WRITTEN PROBLEM →
Go through the entries below and collect each line with the string "encore" in it.

(Dataset records)
········

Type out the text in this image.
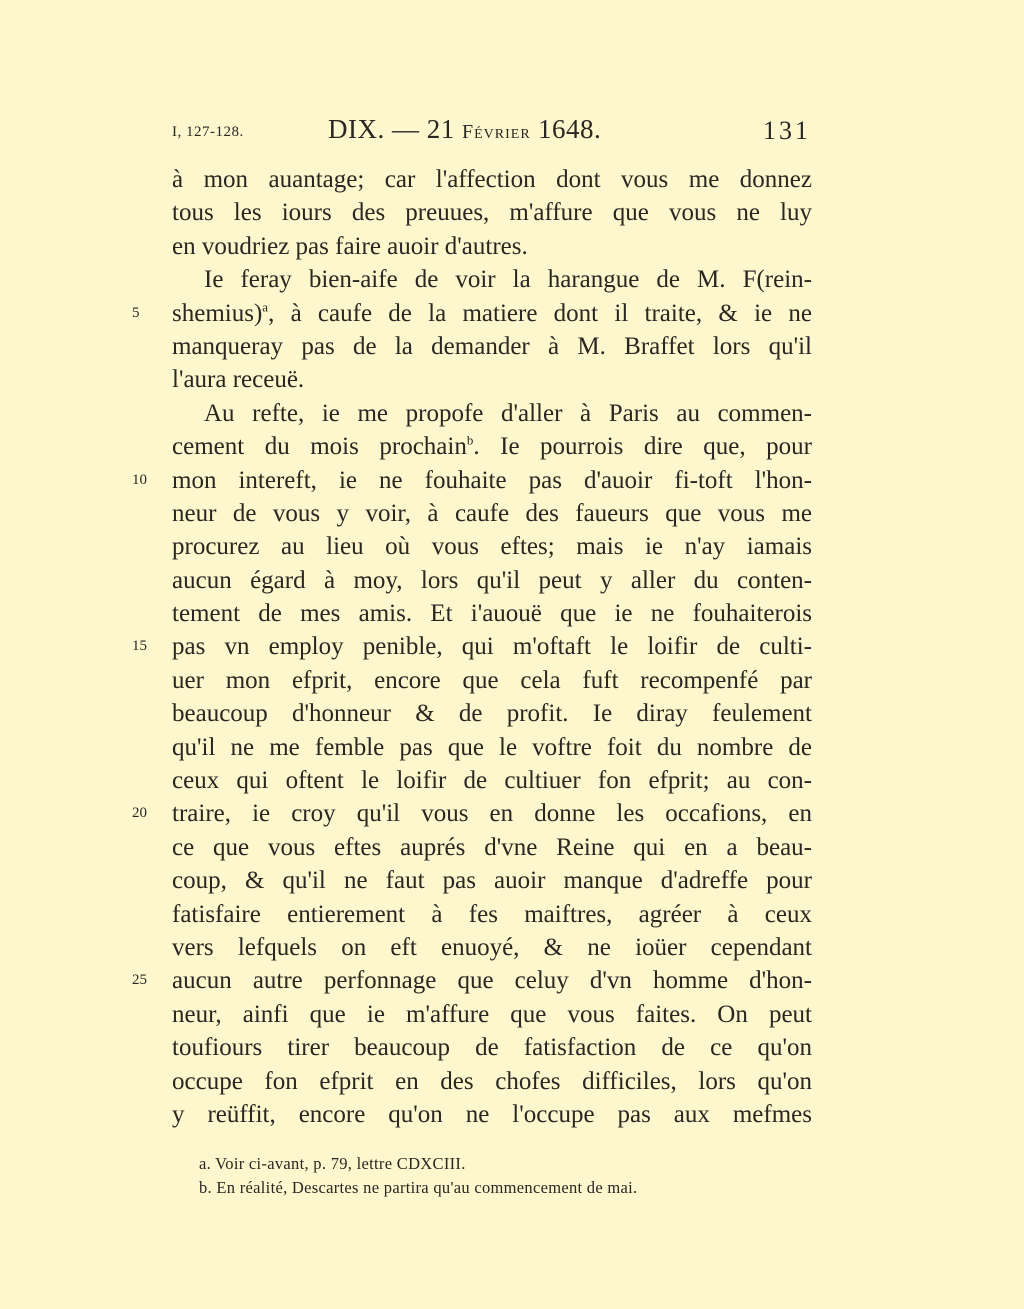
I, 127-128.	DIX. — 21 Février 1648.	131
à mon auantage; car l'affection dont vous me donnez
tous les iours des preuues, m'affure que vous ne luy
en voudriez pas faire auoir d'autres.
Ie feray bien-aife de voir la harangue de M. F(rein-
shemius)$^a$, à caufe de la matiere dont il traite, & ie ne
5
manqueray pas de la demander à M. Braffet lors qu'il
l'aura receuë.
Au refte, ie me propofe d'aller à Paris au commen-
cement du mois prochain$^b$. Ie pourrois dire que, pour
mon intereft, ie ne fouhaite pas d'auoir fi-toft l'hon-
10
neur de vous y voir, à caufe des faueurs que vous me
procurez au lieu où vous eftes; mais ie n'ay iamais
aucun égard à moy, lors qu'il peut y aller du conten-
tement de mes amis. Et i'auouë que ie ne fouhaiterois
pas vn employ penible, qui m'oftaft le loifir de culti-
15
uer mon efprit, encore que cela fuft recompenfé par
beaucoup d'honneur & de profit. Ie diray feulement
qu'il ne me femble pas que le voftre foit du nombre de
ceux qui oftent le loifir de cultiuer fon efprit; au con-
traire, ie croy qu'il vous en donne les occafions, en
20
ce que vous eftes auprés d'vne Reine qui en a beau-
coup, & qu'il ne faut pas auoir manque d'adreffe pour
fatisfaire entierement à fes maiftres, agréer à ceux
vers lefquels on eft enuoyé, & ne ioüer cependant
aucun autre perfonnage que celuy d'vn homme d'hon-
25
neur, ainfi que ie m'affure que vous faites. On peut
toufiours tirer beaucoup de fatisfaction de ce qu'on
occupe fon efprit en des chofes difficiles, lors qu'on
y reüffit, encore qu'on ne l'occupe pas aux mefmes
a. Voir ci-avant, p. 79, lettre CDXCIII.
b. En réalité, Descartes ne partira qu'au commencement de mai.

········

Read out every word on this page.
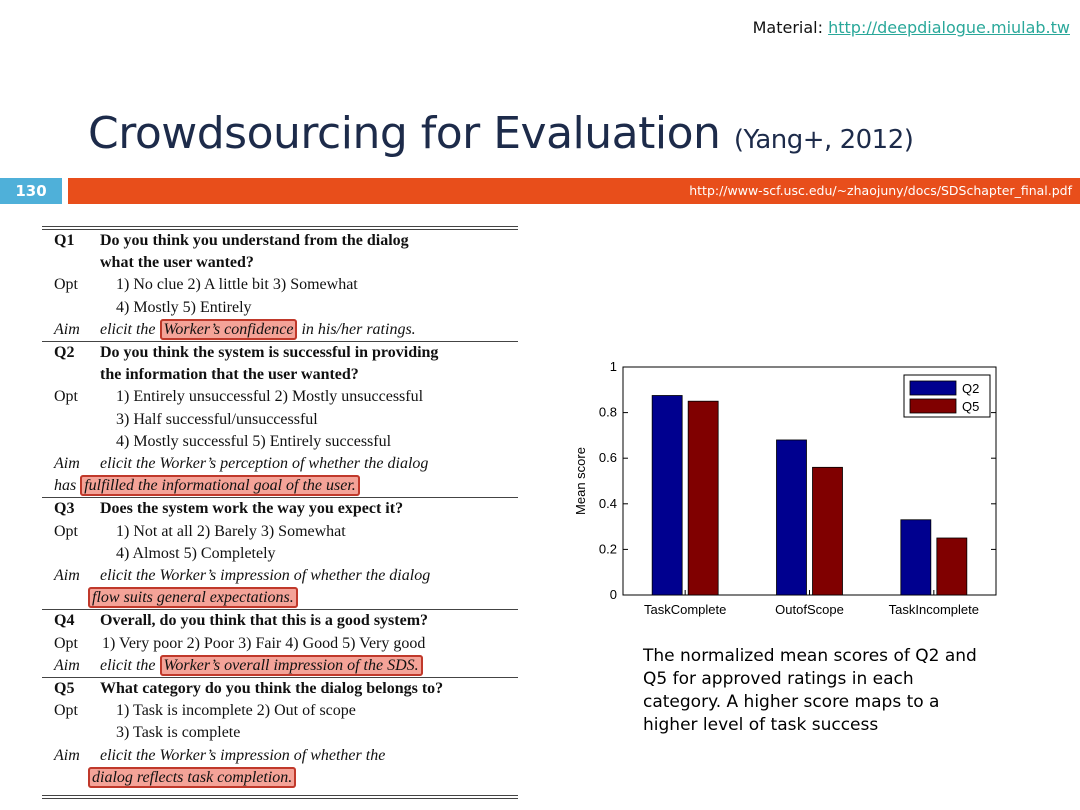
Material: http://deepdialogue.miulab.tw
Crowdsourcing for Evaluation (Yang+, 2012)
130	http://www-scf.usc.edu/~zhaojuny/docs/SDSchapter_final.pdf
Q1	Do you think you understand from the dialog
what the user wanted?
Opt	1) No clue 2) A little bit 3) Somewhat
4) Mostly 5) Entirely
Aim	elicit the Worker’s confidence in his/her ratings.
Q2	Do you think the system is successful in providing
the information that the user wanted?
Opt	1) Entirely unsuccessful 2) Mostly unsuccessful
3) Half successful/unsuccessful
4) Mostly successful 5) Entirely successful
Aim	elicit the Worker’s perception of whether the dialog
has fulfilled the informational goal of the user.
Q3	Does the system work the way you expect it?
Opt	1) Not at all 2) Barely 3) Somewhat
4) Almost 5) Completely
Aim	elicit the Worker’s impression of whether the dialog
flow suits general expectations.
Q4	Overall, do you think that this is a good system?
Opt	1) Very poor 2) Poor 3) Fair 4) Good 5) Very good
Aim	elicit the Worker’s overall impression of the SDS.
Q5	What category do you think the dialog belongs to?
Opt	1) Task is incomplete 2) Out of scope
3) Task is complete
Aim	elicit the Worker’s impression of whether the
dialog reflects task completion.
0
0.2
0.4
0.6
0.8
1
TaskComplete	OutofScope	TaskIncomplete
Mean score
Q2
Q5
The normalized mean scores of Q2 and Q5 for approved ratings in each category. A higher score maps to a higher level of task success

········

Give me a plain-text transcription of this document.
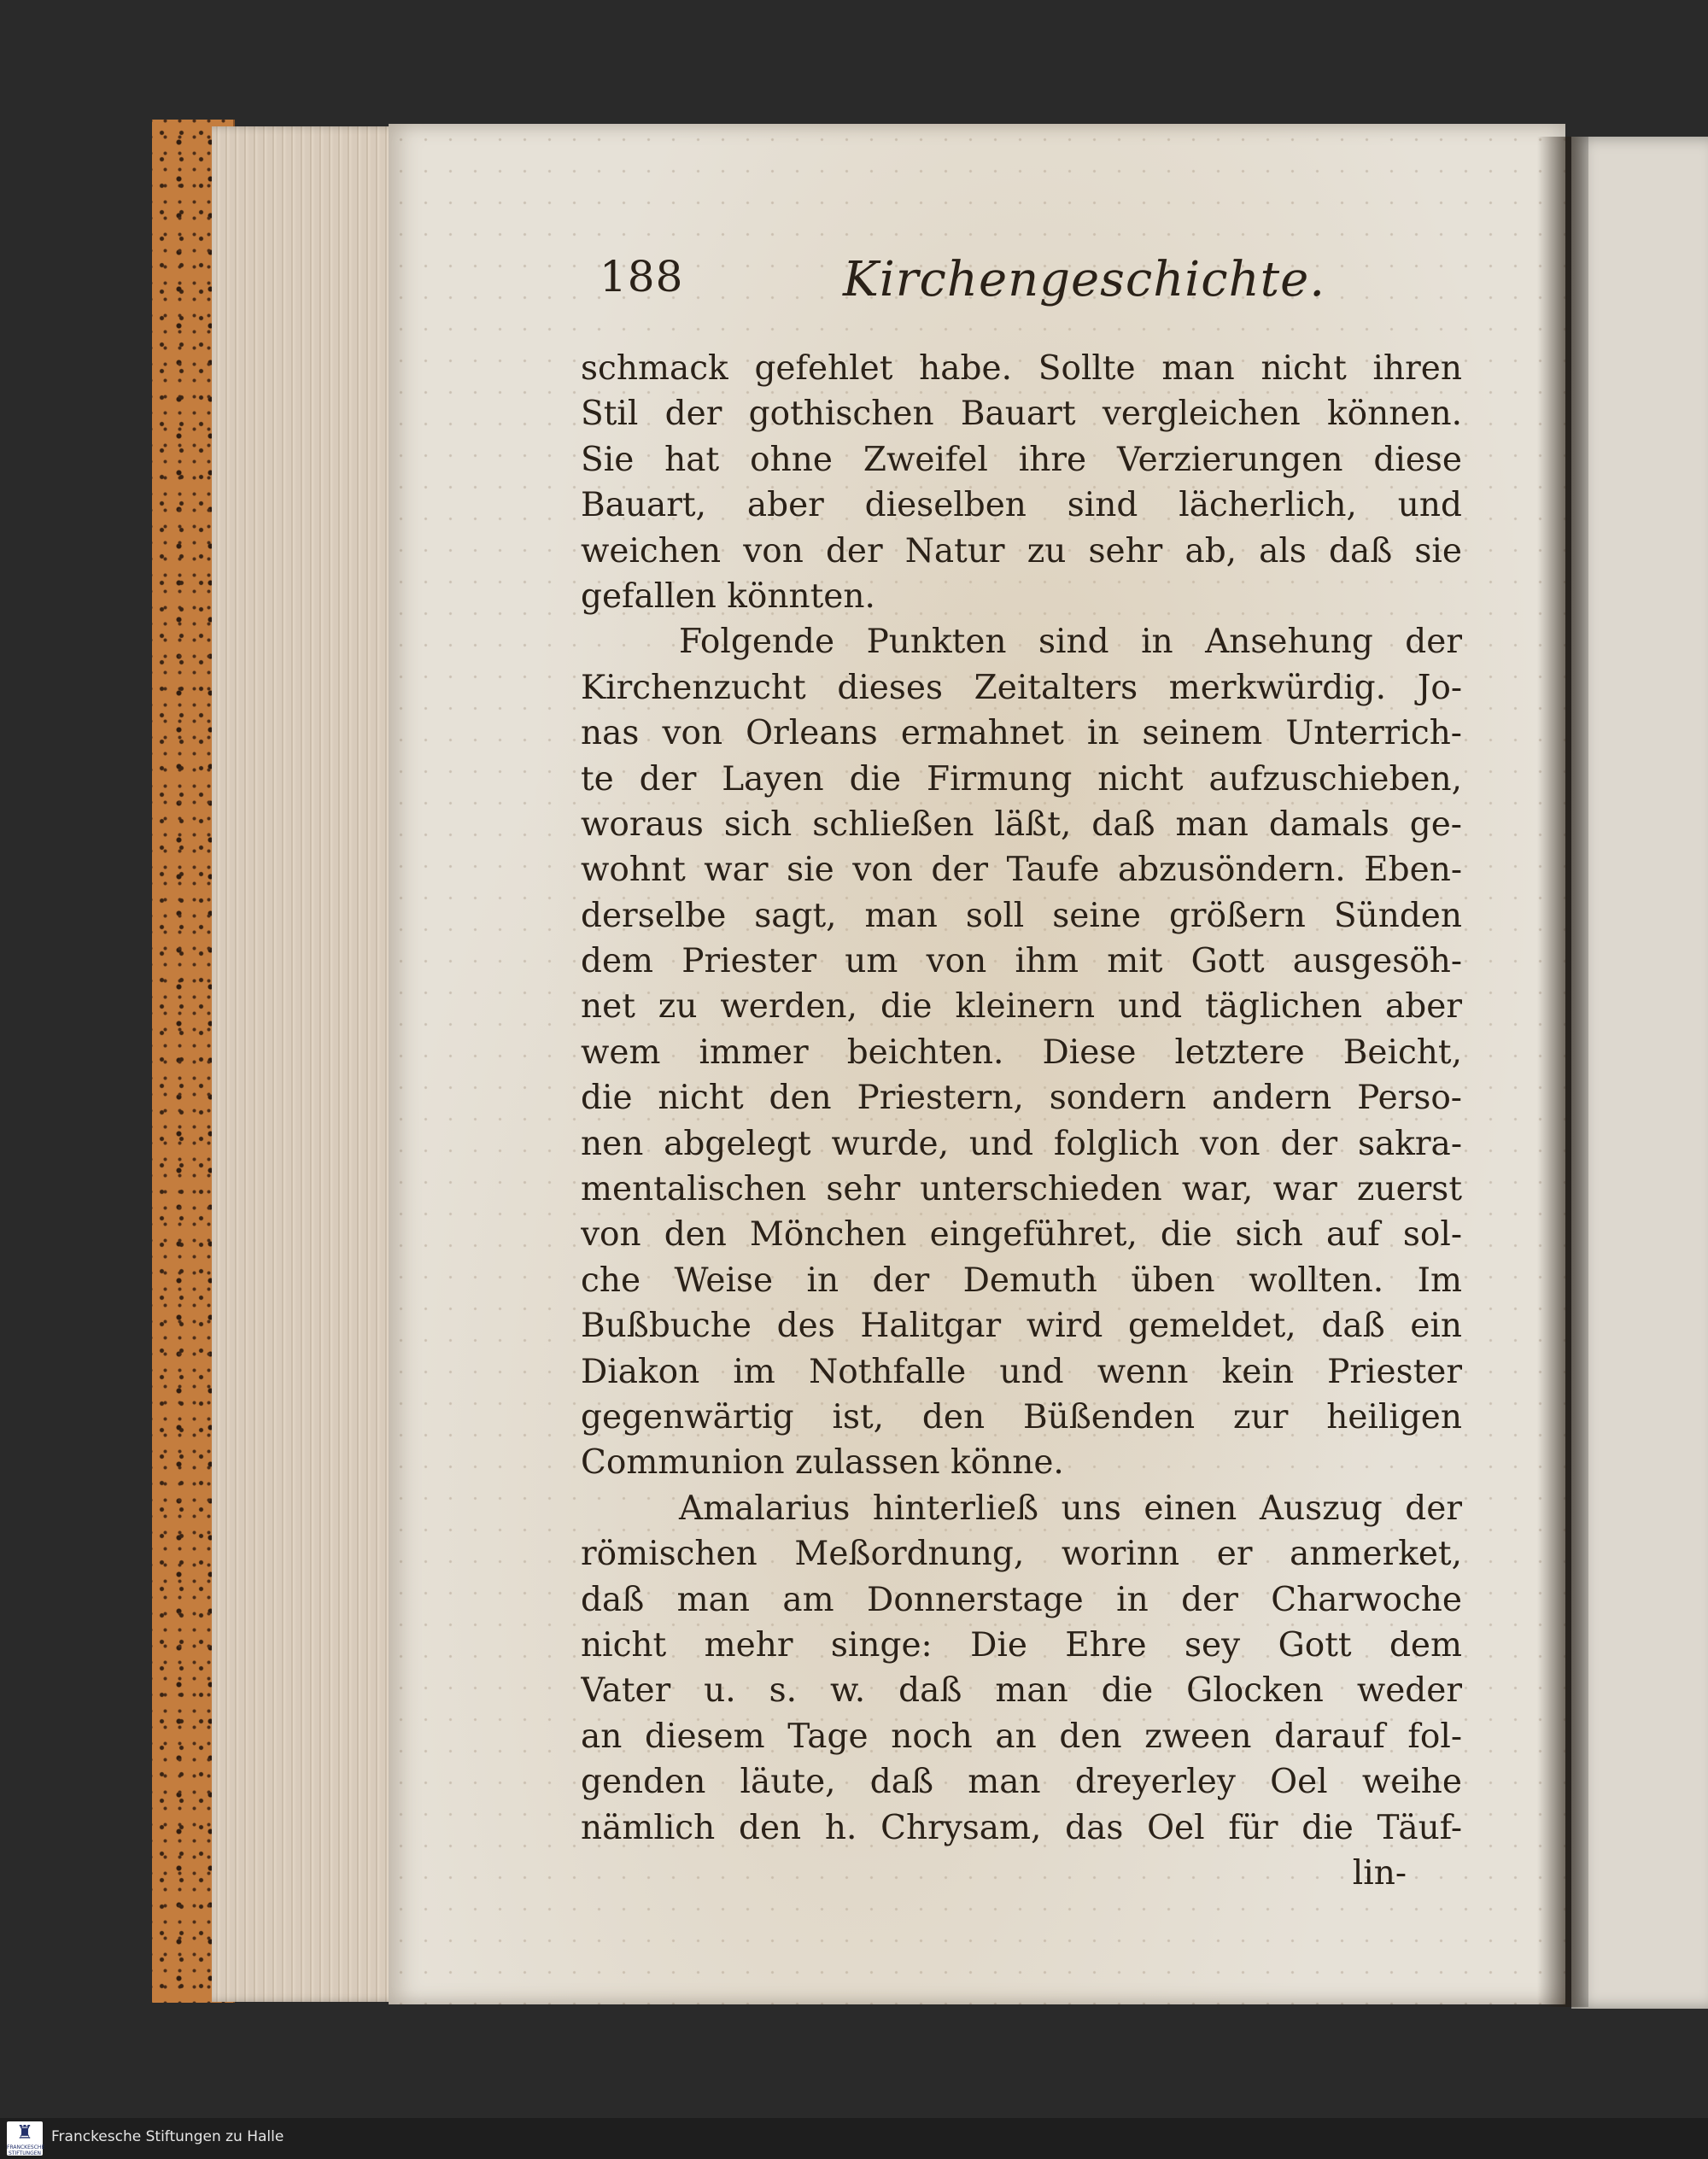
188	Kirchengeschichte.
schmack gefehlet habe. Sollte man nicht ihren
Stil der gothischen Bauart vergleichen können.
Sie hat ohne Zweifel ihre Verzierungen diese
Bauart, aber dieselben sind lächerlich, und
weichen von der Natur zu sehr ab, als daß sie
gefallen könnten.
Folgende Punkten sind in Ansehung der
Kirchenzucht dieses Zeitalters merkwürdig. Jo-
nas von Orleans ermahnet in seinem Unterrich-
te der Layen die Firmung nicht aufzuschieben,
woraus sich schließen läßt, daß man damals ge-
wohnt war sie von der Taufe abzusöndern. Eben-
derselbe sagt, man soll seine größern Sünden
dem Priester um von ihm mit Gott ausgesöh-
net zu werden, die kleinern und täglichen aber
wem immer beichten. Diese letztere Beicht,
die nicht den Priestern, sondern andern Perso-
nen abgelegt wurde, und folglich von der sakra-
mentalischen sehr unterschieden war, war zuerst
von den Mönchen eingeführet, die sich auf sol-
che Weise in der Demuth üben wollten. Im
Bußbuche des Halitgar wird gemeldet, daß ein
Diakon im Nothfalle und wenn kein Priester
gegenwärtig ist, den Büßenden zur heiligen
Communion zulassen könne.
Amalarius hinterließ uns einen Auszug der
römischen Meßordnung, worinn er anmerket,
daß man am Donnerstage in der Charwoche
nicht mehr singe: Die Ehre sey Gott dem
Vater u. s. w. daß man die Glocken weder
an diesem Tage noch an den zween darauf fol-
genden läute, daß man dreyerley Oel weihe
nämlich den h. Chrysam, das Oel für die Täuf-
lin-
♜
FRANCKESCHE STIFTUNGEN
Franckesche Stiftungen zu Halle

········

EXERCISE RESPONSE →
uer mon efprit, encore que cela fuft recompenfé par
y reüffit, encore qu'on ne l'occupe pas aux mefmes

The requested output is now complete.